# [Directions for this task]
Extract all lines in the data that contain the word "Accelerating".

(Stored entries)
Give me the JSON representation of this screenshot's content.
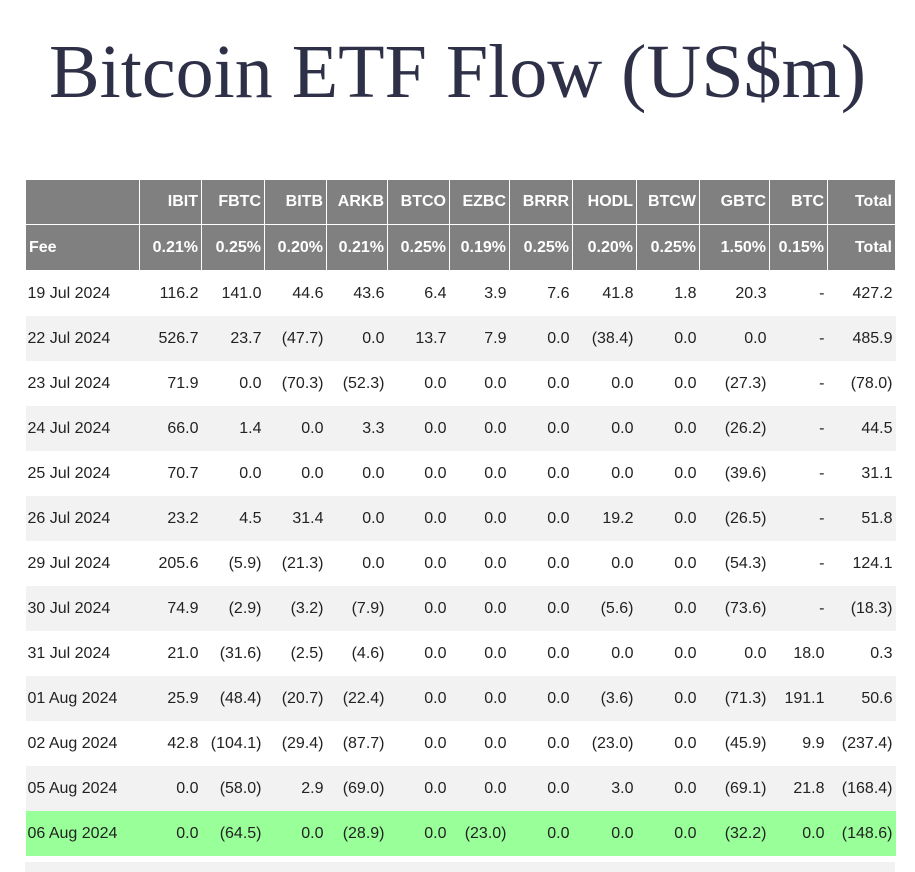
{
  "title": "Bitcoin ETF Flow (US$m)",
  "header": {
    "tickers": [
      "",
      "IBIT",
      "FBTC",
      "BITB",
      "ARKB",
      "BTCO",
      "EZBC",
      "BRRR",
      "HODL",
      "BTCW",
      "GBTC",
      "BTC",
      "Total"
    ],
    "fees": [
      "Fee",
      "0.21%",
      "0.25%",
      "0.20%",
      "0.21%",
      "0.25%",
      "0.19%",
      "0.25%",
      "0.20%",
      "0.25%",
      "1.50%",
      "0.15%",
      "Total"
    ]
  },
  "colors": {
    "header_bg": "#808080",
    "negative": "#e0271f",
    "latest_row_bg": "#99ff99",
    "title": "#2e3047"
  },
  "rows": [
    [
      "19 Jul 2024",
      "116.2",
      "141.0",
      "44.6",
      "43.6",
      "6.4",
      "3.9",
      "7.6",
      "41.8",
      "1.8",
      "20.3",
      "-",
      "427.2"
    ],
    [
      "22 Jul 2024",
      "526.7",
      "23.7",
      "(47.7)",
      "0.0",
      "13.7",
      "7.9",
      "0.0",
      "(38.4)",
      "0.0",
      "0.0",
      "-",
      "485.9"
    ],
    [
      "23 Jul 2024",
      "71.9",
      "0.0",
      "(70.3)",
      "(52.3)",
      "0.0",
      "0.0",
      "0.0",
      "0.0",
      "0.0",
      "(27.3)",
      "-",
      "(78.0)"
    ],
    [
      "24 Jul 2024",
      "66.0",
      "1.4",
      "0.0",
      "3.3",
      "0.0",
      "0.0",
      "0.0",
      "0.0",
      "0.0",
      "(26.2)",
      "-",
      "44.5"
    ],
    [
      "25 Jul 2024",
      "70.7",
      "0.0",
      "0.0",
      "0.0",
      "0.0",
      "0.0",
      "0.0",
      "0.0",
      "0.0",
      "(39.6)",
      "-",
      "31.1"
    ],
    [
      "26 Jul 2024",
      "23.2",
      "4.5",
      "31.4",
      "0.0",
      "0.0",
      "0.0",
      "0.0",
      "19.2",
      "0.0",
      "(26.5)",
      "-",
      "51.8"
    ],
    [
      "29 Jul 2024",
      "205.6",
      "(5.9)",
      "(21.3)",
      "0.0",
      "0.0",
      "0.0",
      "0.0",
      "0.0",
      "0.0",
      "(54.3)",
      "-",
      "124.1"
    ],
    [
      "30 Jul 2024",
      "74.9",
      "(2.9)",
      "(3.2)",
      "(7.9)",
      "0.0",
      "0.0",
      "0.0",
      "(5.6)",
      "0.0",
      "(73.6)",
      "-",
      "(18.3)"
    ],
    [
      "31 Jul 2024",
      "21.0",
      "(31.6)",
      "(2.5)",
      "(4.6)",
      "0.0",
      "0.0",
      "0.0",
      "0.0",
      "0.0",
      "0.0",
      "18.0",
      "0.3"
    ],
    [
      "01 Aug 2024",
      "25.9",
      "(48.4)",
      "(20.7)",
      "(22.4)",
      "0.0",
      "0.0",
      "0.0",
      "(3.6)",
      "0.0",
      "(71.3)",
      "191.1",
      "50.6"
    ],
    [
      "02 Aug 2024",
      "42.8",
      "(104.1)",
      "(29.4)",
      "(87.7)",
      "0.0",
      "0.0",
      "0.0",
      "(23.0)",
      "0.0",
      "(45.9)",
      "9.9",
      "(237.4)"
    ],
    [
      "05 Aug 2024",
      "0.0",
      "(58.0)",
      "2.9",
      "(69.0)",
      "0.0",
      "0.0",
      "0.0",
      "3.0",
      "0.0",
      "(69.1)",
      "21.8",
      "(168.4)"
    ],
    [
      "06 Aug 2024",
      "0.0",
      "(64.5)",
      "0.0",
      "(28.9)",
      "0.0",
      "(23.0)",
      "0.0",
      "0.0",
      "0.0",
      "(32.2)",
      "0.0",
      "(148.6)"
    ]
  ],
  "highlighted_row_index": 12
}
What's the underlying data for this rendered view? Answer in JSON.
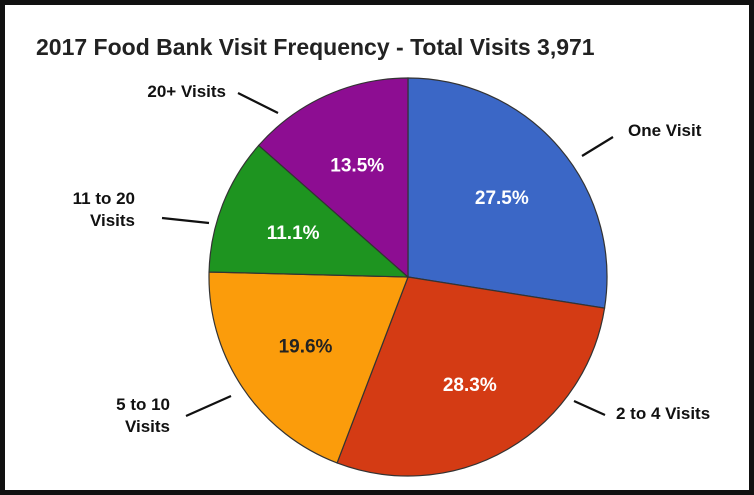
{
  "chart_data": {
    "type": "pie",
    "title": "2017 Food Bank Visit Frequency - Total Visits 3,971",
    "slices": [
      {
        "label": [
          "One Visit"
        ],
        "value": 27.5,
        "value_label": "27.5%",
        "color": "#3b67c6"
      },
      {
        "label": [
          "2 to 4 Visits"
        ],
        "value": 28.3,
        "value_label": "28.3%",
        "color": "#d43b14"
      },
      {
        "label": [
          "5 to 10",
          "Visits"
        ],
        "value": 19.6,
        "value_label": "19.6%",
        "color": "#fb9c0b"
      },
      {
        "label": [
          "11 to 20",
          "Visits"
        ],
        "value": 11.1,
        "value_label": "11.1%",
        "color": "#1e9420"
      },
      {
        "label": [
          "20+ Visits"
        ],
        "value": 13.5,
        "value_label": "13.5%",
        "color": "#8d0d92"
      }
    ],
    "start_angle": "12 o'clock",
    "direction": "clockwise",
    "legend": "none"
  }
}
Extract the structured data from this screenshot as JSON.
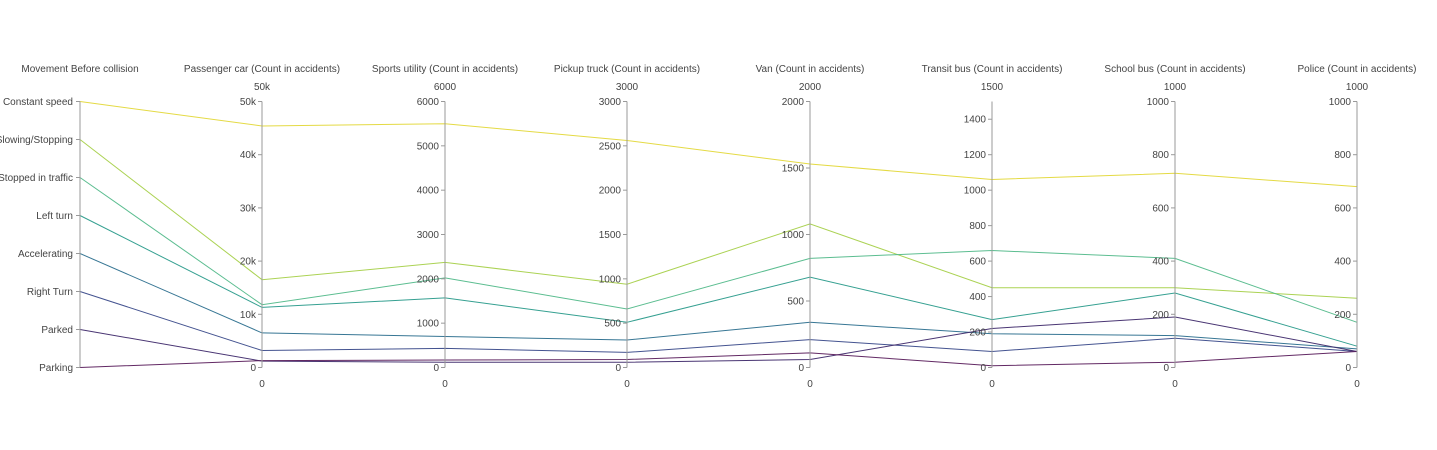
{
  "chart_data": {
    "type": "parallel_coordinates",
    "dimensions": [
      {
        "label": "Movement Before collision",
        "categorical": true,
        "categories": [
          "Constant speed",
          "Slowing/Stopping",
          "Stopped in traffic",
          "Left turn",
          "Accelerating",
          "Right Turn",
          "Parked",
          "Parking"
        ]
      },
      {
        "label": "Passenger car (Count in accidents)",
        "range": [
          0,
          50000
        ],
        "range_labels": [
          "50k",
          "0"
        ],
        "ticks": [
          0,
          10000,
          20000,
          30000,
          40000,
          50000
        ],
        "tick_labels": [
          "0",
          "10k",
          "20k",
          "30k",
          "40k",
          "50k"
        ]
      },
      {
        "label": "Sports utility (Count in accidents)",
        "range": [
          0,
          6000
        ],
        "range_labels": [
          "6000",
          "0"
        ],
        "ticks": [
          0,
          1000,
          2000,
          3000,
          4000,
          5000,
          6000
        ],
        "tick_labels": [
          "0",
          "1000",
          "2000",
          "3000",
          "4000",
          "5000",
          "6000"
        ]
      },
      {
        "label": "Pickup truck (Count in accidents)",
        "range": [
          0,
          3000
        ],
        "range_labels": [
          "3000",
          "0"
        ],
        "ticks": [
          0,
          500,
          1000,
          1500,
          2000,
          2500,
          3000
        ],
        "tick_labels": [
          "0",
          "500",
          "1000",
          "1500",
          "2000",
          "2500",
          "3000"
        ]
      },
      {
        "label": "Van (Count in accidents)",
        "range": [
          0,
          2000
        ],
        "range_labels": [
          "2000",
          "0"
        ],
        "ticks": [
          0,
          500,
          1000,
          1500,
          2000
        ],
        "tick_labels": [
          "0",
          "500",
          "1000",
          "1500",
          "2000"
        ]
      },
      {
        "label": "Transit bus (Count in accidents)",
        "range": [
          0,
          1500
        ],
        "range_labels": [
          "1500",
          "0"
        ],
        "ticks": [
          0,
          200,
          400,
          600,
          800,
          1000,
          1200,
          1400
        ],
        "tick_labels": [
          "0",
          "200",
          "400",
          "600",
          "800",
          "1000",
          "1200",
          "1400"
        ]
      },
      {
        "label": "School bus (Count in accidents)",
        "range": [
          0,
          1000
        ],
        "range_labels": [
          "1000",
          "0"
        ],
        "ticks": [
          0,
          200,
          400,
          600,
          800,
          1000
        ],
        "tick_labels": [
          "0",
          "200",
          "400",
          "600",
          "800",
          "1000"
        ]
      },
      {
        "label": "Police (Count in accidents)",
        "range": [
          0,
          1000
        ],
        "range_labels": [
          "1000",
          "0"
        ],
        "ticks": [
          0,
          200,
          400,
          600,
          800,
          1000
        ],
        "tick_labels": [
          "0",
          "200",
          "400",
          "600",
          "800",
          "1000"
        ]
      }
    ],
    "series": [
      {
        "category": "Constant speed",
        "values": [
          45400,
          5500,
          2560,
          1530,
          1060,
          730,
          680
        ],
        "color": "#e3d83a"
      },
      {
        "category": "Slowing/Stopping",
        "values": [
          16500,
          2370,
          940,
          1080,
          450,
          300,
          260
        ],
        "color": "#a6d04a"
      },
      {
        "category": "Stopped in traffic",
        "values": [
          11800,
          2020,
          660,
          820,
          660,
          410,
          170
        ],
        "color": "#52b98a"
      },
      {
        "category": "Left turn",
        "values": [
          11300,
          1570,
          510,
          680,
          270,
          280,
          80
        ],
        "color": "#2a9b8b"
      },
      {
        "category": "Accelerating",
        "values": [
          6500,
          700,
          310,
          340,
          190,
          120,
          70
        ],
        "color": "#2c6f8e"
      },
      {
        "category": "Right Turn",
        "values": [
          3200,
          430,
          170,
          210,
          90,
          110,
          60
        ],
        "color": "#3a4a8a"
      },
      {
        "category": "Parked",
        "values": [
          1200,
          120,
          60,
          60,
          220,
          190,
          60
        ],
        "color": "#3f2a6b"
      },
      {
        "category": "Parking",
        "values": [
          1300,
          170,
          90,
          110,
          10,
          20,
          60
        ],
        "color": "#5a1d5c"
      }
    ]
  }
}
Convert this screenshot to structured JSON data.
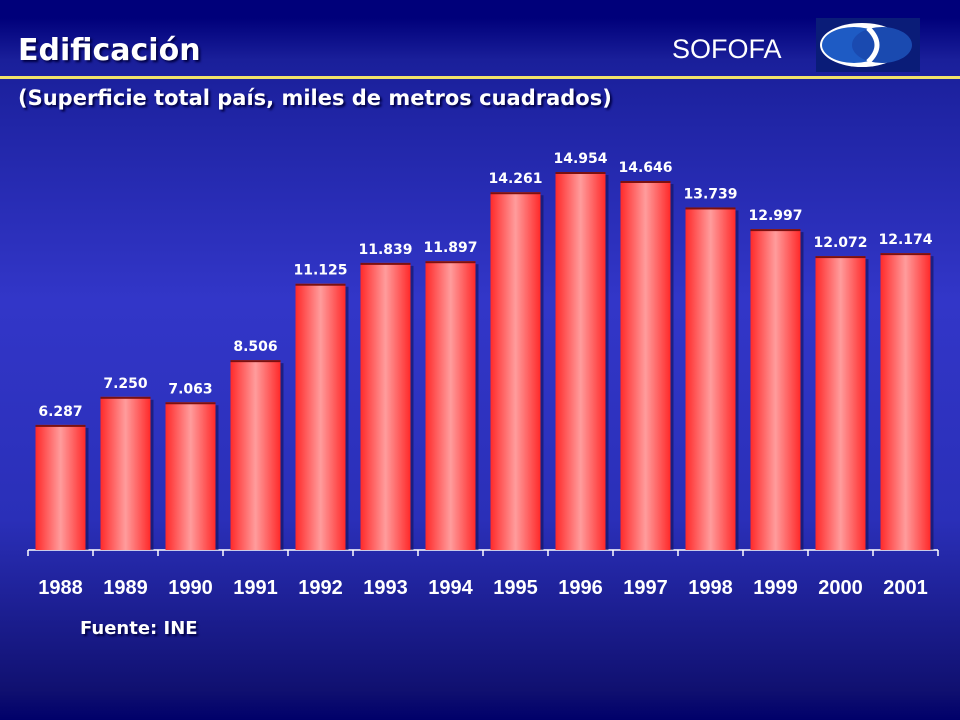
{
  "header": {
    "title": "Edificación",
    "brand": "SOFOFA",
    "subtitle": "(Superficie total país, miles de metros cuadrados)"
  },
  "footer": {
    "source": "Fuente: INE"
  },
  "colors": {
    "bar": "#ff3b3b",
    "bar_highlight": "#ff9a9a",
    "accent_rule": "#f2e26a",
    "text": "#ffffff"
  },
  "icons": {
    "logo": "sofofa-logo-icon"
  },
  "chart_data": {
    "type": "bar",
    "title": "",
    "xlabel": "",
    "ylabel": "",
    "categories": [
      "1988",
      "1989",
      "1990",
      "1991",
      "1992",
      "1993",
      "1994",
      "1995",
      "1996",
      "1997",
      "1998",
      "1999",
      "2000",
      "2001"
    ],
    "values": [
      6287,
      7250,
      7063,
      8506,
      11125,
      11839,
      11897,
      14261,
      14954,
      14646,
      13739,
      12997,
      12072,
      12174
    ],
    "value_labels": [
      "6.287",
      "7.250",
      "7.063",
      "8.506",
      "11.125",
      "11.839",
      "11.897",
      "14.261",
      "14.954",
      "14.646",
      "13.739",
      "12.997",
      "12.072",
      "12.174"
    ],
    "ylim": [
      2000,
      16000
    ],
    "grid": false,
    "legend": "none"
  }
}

# [Response to this exercise]
          "Accelerating",
        "category": "Accelerating",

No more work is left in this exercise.